#### Objectives:
a) In the Last Will film summary, in which city was the film shot?
b) Carry on the Last Will film summary, starting after its last sentence.

Last Will is a 2011 mystery drama film starring Tatum O'Neal and Tom Berenger. It was shot in Kansas City, Missouri on a modest budget.

Plot 
A woman named Hayden is framed for the murder of her wealthy husband Frank. With all the evidence stacked against her, Detective Sloan arrests her and Hayden finds herself in the fight of her life as she tries to uncover the truth. Set against the backdrop of a wealthy Midwestern city, Last Will tells a story of deception, corruption and misguided family loyalties.

#### Bounding box entries:
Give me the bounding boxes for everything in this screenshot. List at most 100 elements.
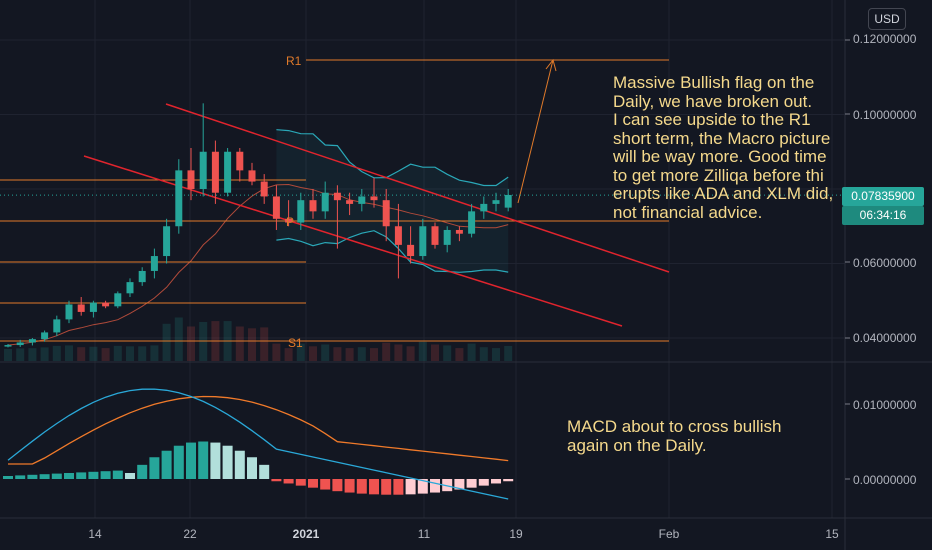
volume-bar bbox=[309, 346, 317, 361]
candle-body bbox=[163, 226, 171, 257]
candle-body bbox=[260, 181, 268, 197]
volume-bar bbox=[296, 343, 305, 361]
macd-histogram-bar bbox=[51, 473, 62, 479]
volume-bar bbox=[113, 345, 122, 361]
macd-histogram-bar bbox=[271, 479, 282, 482]
macd-histogram-bar bbox=[137, 464, 148, 479]
projection-arrowhead bbox=[545, 58, 557, 72]
macd-signal-line bbox=[8, 395, 509, 465]
macd-histogram-bar bbox=[332, 479, 343, 492]
candle-body bbox=[333, 192, 341, 201]
candle-body bbox=[370, 196, 378, 201]
volume-bar bbox=[235, 326, 244, 361]
x-tick-label: Feb bbox=[658, 527, 680, 541]
candle-body bbox=[77, 304, 85, 312]
volume-bar bbox=[4, 348, 12, 361]
candle-body bbox=[285, 218, 293, 223]
candle-body bbox=[65, 304, 73, 320]
candle-body bbox=[126, 282, 134, 294]
volume-bar bbox=[431, 344, 439, 361]
macd-histogram-bar bbox=[405, 479, 416, 495]
candle-body bbox=[431, 226, 439, 245]
macd-histogram-bar bbox=[76, 472, 87, 479]
lower-trendline bbox=[83, 155, 623, 327]
volume-bar bbox=[345, 348, 354, 361]
moving-average-line bbox=[7, 183, 509, 346]
macd-histogram-bar bbox=[259, 464, 270, 479]
macd-histogram-bar bbox=[27, 474, 38, 479]
volume-bar bbox=[28, 348, 37, 361]
candle-body bbox=[4, 345, 12, 347]
candle-body bbox=[41, 332, 49, 340]
volume-bar bbox=[382, 342, 391, 361]
macd-histogram-bar bbox=[149, 457, 160, 479]
volume-bar bbox=[406, 346, 415, 361]
volume-bar bbox=[370, 348, 378, 361]
volume-bar bbox=[174, 317, 183, 361]
y-tick-label: 0.06000000 bbox=[853, 256, 917, 270]
macd-tick-label: 0.00000000 bbox=[853, 473, 917, 487]
candle-body bbox=[53, 319, 61, 333]
volume-bar bbox=[162, 323, 171, 361]
candle-body bbox=[419, 226, 427, 257]
macd-histogram-bar bbox=[369, 479, 379, 495]
macd-histogram-bar bbox=[320, 479, 331, 490]
volume-bar bbox=[16, 348, 25, 361]
candle-body bbox=[504, 194, 512, 208]
macd-histogram-bar bbox=[210, 442, 221, 479]
macd-histogram-bar bbox=[295, 479, 306, 486]
macd-histogram-bar bbox=[466, 479, 477, 488]
volume-bar bbox=[89, 346, 98, 361]
x-tick-label: 19 bbox=[509, 527, 523, 541]
macd-line bbox=[7, 388, 509, 500]
candle-body bbox=[443, 229, 451, 245]
volume-bar bbox=[357, 347, 366, 361]
macd-histogram-bar bbox=[198, 441, 209, 479]
projection-arrow bbox=[517, 59, 554, 204]
macd-histogram-bar bbox=[186, 442, 196, 479]
volume-bar bbox=[187, 326, 195, 361]
macd-histogram-bar bbox=[356, 479, 367, 494]
candle-body bbox=[175, 170, 183, 227]
y-tick-label: 0.04000000 bbox=[853, 331, 917, 345]
volume-bar bbox=[138, 346, 147, 361]
volume-bar bbox=[394, 344, 403, 361]
macd-histogram-bar bbox=[308, 479, 318, 488]
volume-bar bbox=[455, 348, 464, 361]
macd-histogram-bar bbox=[247, 457, 257, 479]
candle-body bbox=[394, 226, 402, 245]
macd-histogram-bar bbox=[454, 479, 465, 490]
macd-histogram-bar bbox=[381, 479, 392, 495]
volume-bar bbox=[150, 345, 159, 361]
candle-body bbox=[248, 170, 256, 182]
candle-countdown: 06:34:16 bbox=[842, 206, 924, 225]
macd-histogram-bar bbox=[503, 479, 514, 482]
macd-note[interactable]: MACD about to cross bullish again on the… bbox=[567, 417, 782, 455]
candle-body bbox=[150, 256, 158, 271]
macd-histogram-bar bbox=[112, 470, 123, 479]
volume-bar bbox=[65, 345, 73, 361]
candle-body bbox=[358, 196, 366, 204]
macd-histogram-bar bbox=[393, 479, 404, 495]
candle-body bbox=[224, 151, 232, 193]
candle-body bbox=[236, 151, 244, 171]
x-tick-label: 15 bbox=[825, 527, 839, 541]
candle-body bbox=[455, 229, 463, 234]
candle-body bbox=[102, 302, 110, 307]
volume-bar bbox=[467, 343, 476, 361]
volume-bar bbox=[418, 341, 427, 361]
last-price-tag: 0.07835900 bbox=[842, 187, 924, 206]
candle-body bbox=[199, 151, 207, 189]
bullish-flag-note[interactable]: Massive Bullish flag on the Daily, we ha… bbox=[613, 73, 834, 222]
macd-histogram-bar bbox=[125, 473, 135, 479]
volume-bar bbox=[479, 347, 488, 361]
currency-selector[interactable]: USD bbox=[868, 8, 906, 30]
macd-histogram-bar bbox=[442, 479, 453, 492]
volume-bar bbox=[126, 346, 134, 361]
candle-body bbox=[16, 342, 24, 346]
macd-histogram-bar bbox=[64, 473, 74, 479]
volume-bar bbox=[284, 348, 293, 361]
x-tick-label: 14 bbox=[88, 527, 102, 541]
x-tick-label: 11 bbox=[417, 527, 431, 541]
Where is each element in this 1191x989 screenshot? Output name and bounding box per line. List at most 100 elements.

#### Expected answers:
a) Kansas City, Missouri.

b)
Cast 
 Tatum O'Neal as Hayden Emery
 Tom Berenger as Frank Emery
 Patrick Muldoon as Joseph Emery
 Peter Coyote as Judge Garner
 Shawn Huff as Laurie Faber
 William Shockley as Michael Palmer
 Jeffery Dean as Virgil Emery
 James Brolin as Det. Sloan
 Moon Zappa as Belinda DeNovi

Reception
Horrorphilia said "If you are looking for a twisted thriller with some top-notch actors, do yourself a favor and look for ‘Last Will’. The ending twist was good and maybe if you pay close attention, it won't sneak up on you. Although what happened after the big reveal...I bet you don't see it coming! 4 Out of 5!"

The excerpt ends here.